Directive
Determine the number of lines containing the word "Jeans". Reply with it and nothing else.

Data shown
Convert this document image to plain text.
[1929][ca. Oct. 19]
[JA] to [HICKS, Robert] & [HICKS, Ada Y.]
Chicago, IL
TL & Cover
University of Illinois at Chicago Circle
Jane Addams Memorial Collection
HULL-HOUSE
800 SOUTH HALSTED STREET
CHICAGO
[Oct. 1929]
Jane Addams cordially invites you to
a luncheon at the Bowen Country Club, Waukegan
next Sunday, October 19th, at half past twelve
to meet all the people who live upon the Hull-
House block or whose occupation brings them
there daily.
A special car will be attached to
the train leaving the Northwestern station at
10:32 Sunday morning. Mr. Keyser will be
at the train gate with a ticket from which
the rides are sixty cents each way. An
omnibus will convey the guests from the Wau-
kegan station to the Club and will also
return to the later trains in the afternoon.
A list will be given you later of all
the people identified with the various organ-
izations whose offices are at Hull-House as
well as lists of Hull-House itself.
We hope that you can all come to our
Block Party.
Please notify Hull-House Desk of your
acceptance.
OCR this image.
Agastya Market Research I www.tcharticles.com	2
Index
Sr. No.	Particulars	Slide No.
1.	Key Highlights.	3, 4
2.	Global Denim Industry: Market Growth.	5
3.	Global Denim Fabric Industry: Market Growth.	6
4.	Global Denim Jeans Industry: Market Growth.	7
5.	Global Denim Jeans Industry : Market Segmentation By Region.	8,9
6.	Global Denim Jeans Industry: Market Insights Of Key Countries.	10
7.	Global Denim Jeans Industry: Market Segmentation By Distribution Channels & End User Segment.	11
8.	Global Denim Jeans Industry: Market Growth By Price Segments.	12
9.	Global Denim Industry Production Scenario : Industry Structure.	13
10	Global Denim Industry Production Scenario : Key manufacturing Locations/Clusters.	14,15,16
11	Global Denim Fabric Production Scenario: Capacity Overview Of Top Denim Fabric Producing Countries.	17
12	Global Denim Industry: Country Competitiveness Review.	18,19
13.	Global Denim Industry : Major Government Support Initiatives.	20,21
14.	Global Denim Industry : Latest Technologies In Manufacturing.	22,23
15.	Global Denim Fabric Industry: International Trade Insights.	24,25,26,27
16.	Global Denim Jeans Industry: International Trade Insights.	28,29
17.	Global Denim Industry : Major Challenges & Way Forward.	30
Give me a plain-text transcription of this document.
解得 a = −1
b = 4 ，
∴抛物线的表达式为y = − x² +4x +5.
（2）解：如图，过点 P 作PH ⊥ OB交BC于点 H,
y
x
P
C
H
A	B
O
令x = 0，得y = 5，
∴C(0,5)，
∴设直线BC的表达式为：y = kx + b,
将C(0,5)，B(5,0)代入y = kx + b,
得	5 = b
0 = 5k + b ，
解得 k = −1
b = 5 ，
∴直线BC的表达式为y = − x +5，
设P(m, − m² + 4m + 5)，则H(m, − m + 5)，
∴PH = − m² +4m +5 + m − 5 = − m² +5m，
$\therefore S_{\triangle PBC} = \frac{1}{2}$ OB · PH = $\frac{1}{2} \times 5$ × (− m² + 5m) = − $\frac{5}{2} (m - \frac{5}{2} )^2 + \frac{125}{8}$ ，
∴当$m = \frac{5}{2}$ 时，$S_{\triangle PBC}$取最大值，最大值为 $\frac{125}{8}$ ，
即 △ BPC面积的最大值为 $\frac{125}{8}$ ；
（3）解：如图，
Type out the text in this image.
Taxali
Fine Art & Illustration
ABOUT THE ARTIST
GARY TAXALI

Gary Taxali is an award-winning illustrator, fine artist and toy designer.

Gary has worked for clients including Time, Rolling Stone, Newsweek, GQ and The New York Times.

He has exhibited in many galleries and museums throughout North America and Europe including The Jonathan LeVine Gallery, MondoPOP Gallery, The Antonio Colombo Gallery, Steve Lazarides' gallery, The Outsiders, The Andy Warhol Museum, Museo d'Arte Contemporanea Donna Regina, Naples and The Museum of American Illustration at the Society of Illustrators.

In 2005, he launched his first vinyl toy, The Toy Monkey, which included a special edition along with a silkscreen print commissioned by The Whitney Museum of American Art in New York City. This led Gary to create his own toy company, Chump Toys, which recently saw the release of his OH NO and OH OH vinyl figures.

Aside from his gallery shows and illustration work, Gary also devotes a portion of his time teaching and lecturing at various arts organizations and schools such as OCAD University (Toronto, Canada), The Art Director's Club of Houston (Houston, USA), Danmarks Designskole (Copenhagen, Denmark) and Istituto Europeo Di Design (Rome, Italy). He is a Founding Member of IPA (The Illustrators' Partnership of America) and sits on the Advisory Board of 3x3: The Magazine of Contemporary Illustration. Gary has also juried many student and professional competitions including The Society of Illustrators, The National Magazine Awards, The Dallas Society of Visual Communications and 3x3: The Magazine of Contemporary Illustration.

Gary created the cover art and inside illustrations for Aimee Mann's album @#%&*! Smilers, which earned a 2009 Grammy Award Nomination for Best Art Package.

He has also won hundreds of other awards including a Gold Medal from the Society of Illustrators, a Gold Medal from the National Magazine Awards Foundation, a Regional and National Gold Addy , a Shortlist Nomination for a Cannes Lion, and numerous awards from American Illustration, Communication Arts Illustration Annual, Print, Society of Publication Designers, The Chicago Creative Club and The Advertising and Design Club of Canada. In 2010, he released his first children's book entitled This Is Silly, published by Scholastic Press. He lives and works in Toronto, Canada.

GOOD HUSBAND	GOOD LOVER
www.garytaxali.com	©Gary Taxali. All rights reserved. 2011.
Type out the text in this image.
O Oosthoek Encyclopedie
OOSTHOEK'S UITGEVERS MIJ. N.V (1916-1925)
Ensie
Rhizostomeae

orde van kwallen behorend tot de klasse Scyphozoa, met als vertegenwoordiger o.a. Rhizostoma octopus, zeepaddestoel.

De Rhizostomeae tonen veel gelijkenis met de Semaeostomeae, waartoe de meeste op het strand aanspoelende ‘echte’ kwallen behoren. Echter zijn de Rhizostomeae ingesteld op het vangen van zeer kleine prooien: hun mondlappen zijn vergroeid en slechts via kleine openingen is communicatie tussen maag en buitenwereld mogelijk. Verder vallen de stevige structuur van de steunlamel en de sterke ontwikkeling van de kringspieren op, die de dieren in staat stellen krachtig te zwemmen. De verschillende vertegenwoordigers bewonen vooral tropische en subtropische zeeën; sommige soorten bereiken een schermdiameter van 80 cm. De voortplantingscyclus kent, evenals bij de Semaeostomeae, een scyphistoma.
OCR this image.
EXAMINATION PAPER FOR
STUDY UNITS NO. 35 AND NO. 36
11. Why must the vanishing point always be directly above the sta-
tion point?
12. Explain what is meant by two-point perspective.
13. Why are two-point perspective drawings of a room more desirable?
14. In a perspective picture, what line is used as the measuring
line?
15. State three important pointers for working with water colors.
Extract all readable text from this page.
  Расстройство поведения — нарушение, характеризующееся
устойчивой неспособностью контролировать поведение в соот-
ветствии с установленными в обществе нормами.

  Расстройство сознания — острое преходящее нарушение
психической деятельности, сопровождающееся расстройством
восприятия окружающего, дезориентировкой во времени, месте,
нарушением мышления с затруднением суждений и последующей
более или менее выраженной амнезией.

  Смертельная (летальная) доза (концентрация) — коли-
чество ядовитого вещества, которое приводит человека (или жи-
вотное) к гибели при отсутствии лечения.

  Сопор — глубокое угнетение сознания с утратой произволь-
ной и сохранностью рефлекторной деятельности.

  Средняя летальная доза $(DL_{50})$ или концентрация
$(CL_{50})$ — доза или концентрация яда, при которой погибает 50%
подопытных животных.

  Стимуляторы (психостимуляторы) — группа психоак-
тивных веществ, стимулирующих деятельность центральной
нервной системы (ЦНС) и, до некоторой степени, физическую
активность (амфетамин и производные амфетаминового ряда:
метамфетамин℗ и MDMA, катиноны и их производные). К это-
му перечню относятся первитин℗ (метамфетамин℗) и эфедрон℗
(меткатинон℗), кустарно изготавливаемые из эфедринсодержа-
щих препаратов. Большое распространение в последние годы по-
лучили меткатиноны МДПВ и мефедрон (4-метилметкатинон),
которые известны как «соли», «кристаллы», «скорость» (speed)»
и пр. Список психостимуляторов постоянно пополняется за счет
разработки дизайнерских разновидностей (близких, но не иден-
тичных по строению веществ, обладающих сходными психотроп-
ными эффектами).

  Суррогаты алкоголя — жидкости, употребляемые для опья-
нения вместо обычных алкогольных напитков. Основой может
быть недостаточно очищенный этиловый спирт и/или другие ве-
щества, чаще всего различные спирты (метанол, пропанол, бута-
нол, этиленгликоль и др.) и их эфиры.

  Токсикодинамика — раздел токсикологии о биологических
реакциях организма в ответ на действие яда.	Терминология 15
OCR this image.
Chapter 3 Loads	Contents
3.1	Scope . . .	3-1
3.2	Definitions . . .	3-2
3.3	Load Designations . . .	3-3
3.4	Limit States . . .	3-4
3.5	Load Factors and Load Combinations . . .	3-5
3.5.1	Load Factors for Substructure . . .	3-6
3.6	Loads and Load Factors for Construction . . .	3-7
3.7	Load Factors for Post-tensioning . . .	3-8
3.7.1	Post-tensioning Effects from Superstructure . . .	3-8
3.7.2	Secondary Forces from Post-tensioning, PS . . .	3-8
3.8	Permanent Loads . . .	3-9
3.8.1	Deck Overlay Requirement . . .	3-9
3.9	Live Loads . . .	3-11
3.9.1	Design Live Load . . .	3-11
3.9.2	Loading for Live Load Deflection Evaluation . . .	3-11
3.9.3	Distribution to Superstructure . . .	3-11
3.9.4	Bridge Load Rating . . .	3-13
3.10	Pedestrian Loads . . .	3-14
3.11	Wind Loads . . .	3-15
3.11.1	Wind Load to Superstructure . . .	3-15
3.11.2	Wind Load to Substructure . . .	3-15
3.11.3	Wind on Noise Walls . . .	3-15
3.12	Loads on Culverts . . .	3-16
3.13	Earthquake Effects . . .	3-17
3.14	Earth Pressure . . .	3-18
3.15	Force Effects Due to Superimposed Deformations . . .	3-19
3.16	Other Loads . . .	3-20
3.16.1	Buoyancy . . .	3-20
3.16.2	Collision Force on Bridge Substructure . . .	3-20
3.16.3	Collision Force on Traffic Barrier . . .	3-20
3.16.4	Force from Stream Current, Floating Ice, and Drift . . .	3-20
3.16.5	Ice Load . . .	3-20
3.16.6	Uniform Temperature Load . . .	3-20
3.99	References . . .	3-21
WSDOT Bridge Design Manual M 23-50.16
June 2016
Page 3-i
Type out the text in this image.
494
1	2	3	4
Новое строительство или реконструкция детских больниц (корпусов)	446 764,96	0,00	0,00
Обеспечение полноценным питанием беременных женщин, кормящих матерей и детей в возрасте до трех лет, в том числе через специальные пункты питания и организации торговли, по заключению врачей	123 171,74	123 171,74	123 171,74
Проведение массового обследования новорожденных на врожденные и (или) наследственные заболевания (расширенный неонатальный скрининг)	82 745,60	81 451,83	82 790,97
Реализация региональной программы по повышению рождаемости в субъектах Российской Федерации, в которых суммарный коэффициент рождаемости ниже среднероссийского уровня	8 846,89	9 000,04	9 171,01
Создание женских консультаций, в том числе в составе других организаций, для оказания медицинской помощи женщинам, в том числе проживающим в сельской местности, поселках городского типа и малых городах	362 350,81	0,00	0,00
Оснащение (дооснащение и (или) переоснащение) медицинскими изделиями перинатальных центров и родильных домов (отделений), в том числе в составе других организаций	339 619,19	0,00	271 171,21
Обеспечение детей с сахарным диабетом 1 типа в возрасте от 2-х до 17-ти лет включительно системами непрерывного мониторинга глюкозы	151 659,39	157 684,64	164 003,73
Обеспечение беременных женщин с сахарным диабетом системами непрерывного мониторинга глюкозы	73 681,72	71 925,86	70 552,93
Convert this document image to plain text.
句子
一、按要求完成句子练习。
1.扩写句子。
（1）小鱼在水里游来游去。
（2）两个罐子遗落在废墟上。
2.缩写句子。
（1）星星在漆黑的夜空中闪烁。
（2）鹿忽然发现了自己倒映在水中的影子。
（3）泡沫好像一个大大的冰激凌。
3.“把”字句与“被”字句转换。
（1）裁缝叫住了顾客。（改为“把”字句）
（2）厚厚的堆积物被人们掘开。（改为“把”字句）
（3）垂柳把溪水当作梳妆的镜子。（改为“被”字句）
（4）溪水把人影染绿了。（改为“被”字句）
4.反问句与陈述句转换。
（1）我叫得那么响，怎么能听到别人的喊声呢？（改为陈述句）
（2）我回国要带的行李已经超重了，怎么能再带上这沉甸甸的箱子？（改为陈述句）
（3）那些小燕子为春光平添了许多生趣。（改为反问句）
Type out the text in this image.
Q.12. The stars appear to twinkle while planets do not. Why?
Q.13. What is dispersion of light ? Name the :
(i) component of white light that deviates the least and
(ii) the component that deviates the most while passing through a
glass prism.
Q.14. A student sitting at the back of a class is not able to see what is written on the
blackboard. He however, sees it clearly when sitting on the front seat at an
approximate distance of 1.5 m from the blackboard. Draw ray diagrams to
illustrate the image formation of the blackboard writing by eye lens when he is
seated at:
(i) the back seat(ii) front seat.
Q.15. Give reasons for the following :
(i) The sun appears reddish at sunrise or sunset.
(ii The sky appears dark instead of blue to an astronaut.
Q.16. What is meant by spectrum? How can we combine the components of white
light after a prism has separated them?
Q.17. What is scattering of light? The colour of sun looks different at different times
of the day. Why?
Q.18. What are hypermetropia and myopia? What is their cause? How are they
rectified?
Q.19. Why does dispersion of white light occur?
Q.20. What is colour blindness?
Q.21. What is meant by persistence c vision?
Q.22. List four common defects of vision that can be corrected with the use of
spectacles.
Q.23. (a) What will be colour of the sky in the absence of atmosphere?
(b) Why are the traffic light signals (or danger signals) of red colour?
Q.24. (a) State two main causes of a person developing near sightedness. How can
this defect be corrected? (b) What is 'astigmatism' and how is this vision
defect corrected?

Response below
6